Task prompt: Extract and list every line that contains the word "scale".

The data:
------------------------------------
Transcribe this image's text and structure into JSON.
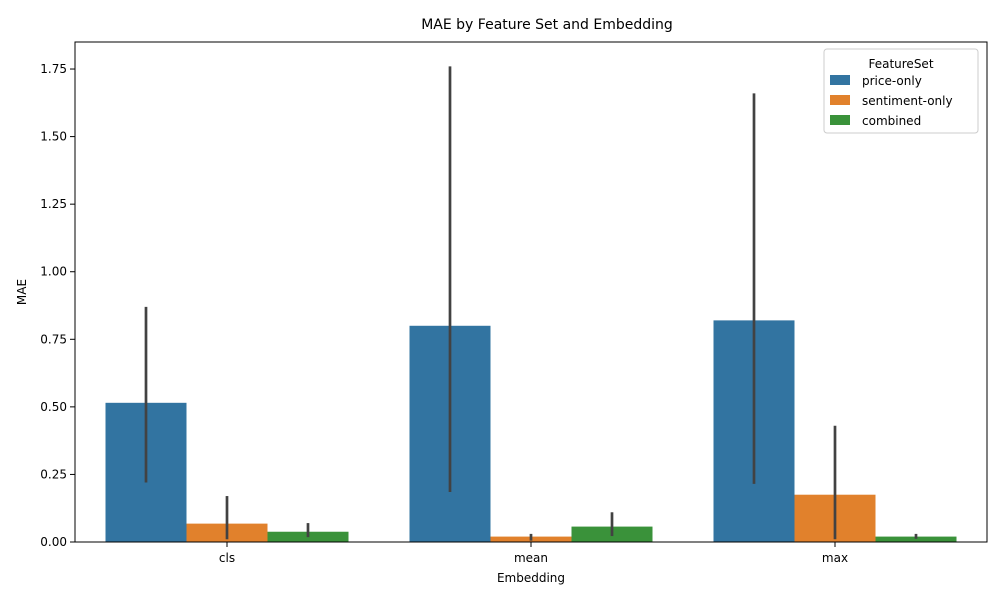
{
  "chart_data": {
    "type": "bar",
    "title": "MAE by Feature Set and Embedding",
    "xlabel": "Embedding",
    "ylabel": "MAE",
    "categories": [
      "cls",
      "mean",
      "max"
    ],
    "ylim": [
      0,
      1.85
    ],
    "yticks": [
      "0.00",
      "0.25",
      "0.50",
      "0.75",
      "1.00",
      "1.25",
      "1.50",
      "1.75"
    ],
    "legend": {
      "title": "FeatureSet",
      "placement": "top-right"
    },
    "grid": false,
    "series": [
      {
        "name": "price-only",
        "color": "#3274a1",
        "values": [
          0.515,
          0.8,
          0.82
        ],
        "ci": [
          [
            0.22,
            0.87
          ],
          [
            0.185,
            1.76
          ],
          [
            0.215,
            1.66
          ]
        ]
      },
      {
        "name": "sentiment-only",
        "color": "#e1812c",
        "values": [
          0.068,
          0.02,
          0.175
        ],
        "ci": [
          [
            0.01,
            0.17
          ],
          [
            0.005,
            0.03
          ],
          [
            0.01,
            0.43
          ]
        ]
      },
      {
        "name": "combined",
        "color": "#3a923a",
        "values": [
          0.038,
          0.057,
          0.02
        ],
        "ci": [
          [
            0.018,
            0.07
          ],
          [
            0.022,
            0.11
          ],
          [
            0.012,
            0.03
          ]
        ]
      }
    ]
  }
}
------------------------------------
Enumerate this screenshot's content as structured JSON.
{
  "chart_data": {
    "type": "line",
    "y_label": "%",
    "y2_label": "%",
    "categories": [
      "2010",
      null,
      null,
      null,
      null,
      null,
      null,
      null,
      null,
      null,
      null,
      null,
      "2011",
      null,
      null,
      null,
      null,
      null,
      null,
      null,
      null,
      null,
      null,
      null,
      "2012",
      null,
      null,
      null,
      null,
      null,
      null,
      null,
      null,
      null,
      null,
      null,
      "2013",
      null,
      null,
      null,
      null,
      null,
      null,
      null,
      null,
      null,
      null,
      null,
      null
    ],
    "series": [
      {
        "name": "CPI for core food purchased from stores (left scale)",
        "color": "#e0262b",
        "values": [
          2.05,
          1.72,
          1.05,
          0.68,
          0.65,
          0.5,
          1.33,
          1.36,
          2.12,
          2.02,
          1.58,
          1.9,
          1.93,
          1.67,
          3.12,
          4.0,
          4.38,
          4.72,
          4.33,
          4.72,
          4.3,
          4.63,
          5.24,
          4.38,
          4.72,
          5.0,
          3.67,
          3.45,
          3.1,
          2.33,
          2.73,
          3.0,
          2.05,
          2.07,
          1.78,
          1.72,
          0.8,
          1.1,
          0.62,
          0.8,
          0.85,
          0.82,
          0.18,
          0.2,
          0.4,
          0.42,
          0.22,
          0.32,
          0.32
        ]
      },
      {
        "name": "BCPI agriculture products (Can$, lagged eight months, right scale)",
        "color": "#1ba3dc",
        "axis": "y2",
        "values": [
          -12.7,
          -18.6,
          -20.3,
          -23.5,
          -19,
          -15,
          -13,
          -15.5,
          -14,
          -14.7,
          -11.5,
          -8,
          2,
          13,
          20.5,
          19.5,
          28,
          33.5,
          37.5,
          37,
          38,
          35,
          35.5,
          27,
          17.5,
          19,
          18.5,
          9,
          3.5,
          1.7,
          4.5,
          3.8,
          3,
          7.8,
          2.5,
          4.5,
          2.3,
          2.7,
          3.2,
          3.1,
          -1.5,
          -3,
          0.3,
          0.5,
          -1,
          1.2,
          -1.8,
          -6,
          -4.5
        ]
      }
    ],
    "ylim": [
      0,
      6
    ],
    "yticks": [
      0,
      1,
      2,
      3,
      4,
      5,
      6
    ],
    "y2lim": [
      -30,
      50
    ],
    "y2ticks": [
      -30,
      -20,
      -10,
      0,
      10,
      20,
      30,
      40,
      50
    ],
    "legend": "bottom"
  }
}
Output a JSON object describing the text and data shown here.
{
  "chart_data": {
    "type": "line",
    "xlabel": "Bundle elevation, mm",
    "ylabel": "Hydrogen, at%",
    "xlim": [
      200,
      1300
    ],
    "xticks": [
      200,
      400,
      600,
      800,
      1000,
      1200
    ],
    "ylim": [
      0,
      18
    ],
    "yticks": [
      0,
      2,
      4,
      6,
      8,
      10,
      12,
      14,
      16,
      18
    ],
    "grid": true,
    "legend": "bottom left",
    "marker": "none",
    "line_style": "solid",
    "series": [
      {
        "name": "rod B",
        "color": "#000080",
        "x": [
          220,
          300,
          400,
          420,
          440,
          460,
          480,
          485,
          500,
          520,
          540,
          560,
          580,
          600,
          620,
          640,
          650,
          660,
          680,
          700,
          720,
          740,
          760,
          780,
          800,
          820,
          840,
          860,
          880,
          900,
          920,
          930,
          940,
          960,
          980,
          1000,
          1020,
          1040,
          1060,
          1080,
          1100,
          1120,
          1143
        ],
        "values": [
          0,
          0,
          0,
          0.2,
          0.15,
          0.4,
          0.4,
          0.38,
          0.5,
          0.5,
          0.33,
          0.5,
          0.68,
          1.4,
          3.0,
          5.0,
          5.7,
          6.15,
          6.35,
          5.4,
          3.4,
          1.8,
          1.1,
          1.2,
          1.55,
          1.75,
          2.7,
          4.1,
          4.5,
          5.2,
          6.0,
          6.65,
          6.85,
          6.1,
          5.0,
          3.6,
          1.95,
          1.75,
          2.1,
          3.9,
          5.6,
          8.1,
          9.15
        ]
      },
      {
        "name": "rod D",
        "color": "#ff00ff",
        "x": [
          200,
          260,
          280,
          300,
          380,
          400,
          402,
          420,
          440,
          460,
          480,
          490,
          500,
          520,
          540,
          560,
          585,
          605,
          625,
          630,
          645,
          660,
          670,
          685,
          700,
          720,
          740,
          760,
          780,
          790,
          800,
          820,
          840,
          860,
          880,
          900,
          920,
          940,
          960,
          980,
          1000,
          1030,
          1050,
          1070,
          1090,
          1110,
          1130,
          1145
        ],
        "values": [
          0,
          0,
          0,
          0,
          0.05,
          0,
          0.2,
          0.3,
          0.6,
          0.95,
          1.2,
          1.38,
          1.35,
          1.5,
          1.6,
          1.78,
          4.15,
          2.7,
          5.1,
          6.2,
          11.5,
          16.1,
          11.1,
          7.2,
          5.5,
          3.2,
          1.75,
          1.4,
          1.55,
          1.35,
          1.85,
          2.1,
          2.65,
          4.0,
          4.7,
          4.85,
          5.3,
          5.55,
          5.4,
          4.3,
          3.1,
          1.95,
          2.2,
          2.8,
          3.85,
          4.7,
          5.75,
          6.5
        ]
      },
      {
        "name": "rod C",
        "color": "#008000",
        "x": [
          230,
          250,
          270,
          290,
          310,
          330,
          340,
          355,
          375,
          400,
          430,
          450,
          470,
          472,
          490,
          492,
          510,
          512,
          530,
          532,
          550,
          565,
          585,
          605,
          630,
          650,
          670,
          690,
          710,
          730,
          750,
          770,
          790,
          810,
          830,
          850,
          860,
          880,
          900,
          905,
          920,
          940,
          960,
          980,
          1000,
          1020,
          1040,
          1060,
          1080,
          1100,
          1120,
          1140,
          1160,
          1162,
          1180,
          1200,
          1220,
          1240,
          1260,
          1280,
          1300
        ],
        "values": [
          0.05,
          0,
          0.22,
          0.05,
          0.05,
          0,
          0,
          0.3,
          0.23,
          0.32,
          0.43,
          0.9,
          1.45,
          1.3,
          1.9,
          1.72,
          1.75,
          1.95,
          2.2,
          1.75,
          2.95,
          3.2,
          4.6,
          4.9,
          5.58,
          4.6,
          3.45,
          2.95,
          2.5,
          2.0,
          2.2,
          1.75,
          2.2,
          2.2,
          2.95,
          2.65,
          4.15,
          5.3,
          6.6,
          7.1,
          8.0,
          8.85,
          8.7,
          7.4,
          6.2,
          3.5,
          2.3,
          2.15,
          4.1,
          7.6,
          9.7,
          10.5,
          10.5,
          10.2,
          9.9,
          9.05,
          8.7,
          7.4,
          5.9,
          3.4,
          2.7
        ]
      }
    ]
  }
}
------------------------------------
Task result:
        "name": "CPI for core food purchased from stores (left scale)",
        "name": "BCPI agriculture products (Can$, lagged eight months, right scale)",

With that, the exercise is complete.